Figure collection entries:
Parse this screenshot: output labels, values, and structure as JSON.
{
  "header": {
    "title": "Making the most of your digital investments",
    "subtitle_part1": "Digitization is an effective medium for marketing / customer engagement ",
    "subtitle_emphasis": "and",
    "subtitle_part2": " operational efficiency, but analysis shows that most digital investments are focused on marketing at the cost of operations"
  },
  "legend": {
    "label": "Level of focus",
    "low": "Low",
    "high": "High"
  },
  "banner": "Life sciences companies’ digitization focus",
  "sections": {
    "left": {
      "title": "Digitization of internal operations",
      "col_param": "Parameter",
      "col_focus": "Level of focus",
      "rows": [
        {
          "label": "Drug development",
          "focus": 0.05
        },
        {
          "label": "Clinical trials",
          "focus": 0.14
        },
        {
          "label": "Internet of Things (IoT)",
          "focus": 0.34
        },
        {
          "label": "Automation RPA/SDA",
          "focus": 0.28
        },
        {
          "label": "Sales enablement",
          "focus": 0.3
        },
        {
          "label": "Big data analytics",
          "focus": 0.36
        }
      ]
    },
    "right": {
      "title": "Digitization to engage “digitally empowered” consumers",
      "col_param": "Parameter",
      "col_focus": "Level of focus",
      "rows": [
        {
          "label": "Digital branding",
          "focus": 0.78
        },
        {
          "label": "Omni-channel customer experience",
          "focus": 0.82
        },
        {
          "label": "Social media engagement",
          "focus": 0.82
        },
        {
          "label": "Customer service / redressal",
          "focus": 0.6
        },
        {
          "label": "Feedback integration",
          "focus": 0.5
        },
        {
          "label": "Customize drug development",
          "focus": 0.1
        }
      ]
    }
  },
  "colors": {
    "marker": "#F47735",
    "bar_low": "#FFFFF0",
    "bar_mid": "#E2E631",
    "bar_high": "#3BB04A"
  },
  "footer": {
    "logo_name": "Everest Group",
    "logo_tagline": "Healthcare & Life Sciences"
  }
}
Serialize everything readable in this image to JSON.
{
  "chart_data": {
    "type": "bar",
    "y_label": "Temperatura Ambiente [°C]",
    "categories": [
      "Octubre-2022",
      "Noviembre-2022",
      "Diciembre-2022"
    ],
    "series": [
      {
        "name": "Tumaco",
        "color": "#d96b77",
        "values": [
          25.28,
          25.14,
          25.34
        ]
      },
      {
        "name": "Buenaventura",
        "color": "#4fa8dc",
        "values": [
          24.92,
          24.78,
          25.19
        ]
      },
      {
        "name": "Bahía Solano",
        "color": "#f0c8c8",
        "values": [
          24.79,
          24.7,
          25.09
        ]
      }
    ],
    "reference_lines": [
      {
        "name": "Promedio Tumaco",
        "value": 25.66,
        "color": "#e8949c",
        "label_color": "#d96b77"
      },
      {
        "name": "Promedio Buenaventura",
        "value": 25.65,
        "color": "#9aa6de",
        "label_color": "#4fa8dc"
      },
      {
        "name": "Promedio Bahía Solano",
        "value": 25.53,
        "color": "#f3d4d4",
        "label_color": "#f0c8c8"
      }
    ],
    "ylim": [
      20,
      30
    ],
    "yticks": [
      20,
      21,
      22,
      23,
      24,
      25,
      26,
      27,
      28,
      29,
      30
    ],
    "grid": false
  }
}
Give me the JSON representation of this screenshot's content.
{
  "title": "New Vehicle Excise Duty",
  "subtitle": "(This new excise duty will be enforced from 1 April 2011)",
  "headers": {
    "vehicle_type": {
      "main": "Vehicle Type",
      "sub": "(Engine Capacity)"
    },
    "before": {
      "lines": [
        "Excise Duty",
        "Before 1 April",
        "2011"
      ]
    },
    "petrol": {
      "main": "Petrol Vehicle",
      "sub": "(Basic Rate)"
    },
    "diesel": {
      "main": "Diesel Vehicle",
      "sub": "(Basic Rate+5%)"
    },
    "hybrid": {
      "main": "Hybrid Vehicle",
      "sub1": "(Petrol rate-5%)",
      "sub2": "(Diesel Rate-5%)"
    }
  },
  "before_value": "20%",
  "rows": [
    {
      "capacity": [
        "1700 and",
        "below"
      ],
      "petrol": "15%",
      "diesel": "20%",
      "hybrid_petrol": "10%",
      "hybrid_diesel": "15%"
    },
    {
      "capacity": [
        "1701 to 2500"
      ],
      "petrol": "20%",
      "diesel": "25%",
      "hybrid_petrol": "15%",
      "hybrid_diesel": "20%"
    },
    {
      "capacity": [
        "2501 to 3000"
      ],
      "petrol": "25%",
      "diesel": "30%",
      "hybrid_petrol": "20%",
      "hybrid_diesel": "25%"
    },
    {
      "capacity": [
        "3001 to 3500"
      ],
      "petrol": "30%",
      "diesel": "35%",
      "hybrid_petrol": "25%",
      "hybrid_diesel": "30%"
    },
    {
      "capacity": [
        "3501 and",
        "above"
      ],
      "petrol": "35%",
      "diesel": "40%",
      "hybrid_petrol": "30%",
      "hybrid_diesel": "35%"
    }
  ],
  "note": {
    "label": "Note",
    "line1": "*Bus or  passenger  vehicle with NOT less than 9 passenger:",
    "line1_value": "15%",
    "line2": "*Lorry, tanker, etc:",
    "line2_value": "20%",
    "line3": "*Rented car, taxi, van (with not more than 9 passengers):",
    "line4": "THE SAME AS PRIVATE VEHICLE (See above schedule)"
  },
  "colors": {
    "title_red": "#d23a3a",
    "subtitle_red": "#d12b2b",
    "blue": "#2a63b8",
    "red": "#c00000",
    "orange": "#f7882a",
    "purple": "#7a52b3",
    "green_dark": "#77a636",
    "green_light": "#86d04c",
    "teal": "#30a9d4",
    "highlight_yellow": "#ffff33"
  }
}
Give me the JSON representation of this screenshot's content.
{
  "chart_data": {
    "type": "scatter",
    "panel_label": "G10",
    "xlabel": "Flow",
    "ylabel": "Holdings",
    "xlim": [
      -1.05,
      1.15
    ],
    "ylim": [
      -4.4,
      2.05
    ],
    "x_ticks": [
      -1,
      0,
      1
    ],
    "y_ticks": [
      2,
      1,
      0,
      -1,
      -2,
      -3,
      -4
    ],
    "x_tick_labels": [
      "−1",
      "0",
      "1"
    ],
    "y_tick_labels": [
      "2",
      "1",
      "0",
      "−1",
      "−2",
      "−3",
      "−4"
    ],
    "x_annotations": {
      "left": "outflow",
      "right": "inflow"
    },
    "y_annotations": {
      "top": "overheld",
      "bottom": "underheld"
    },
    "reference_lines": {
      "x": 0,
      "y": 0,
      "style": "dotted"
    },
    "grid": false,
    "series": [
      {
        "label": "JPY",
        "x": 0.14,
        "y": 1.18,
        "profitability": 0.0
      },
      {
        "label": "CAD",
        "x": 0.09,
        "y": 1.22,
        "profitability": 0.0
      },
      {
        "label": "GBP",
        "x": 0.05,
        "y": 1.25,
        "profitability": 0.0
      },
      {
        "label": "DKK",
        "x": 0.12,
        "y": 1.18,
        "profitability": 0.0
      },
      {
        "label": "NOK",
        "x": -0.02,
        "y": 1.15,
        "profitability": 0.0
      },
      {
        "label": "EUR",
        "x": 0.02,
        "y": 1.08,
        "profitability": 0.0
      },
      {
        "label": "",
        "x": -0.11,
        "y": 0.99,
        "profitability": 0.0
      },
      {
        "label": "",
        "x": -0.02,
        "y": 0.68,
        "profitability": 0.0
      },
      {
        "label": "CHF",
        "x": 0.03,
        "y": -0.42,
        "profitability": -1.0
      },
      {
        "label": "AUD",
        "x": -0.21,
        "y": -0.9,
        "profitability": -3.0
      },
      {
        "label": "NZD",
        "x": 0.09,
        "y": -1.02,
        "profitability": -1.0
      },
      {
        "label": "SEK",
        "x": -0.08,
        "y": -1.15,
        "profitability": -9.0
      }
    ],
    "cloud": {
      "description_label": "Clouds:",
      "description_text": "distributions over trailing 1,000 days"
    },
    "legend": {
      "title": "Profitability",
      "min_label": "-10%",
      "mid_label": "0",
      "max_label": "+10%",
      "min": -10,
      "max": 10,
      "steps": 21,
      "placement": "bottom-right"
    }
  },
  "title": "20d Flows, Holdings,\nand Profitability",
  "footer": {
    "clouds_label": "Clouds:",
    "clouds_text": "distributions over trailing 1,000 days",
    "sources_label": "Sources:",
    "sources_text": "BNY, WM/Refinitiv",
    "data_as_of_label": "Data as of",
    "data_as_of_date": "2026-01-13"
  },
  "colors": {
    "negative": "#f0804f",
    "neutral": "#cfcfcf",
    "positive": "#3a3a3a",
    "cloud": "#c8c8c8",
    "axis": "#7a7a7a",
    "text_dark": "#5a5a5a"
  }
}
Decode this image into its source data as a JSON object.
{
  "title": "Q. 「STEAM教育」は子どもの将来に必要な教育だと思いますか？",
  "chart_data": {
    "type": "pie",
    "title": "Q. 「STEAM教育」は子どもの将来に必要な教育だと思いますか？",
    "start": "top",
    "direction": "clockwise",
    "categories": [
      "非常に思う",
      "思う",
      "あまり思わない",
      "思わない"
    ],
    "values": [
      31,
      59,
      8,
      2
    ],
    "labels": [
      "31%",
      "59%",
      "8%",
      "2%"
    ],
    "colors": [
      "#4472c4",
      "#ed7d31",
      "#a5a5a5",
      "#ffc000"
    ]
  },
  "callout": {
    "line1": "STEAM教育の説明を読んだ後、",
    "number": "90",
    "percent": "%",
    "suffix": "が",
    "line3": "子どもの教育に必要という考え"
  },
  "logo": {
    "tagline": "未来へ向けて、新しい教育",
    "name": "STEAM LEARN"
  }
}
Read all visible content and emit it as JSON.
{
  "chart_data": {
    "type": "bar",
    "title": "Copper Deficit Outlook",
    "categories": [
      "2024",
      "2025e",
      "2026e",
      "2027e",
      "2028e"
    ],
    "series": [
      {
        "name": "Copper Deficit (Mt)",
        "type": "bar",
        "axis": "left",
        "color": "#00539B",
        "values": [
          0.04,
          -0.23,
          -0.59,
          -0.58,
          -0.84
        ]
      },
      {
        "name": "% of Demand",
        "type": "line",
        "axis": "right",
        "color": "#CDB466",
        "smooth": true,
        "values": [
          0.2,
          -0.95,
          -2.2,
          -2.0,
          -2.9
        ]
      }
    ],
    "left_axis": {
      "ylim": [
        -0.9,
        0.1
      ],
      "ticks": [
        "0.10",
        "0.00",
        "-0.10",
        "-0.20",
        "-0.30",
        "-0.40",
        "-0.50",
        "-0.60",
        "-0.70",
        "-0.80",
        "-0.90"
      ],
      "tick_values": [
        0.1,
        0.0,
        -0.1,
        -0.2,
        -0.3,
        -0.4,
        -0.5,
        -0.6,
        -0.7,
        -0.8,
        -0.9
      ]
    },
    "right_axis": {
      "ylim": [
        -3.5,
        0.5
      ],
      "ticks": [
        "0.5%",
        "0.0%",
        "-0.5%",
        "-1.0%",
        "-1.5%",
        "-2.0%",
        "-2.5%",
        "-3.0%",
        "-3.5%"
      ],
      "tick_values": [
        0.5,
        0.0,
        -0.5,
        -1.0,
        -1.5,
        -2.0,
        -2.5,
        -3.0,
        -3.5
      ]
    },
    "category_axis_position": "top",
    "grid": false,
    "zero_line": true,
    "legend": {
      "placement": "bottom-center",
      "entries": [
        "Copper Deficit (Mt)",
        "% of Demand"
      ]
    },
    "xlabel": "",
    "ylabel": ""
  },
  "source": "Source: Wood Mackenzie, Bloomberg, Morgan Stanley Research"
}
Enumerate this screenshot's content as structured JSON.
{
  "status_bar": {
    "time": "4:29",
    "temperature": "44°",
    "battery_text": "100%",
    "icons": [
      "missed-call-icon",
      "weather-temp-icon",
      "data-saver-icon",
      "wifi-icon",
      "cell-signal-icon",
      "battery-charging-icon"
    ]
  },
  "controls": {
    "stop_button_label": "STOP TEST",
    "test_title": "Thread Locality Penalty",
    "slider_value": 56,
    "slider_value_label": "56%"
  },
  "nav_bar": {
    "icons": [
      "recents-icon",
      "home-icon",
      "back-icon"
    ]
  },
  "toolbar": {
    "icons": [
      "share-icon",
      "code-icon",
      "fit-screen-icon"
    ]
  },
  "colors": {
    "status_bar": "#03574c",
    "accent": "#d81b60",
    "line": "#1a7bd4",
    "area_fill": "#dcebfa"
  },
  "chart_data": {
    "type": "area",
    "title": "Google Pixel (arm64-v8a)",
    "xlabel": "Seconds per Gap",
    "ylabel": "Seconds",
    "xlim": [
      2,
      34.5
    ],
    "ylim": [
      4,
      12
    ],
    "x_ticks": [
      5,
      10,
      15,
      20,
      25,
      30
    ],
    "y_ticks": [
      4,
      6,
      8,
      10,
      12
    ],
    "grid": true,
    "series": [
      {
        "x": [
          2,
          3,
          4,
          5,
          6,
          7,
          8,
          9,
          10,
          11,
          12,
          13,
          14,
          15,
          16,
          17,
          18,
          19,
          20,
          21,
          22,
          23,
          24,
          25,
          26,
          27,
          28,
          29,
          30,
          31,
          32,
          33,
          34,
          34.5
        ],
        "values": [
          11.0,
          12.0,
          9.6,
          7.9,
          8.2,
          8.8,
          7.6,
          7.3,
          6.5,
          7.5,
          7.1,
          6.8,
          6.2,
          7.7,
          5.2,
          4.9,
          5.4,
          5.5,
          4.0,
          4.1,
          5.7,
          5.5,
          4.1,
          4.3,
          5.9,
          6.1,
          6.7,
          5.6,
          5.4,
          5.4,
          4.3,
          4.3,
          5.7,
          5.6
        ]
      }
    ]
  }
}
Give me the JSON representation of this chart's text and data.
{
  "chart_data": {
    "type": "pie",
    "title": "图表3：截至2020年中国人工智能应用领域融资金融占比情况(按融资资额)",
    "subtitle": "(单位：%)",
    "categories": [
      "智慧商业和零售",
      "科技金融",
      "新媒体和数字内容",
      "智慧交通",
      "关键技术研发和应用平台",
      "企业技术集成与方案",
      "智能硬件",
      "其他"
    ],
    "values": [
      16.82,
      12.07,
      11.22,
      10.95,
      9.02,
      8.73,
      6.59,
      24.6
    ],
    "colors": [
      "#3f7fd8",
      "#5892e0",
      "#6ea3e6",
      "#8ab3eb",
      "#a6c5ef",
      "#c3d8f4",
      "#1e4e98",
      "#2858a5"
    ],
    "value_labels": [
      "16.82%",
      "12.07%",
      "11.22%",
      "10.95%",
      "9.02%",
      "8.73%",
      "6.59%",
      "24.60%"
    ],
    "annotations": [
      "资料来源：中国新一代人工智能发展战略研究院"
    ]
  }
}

== Exercise brief ==
Search the lines for "days". Copy each line that has it.

== Problem solution ==
      "description_text": "distributions over trailing 1,000 days"
    "clouds_text": "distributions over trailing 1,000 days",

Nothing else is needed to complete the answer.